Provide an exact transcription of all the records.

Rows from a dataset:
————

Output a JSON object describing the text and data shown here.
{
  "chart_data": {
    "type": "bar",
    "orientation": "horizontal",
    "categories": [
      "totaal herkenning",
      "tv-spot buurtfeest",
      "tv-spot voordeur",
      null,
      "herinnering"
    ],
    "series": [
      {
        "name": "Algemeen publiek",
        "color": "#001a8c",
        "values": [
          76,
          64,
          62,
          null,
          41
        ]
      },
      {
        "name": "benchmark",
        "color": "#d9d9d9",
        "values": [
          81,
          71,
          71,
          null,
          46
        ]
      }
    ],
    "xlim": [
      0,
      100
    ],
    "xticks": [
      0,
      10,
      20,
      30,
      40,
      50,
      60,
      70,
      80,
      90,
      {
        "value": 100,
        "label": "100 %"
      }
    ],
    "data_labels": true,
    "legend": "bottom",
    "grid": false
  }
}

————

▶ [Exercise solution]:
Output a JSON object describing the text and data shown here.
{
  "chart_data": {
    "type": "bar",
    "orientation": "horizontal",
    "categories": [
      "totaal herkenning",
      "tv-spot buurtfeest",
      "tv-spot voordeur",
      null,
      "herinnering"
    ],
    "series": [
      {
        "name": "Algemeen publiek",
        "color": "#001a8c",
        "values": [
          76,
          64,
          62,
          null,
          41
        ]
      },
      {
        "name": "benchmark",
        "color": "#d9d9d9",
        "values": [
          81,
          71,
          71,
          null,
          46
        ]
      }
    ],
    "xlim": [
      0,
      100
    ],
    "xticks": [
      0,
      10,
      20,
      30,
      40,
      50,
      60,
      70,
      80,
      90,
      {
        "value": 100,
        "label": "100 %"
      }
    ],
    "data_labels": true,
    "legend": "bottom",
    "grid": false
  }
}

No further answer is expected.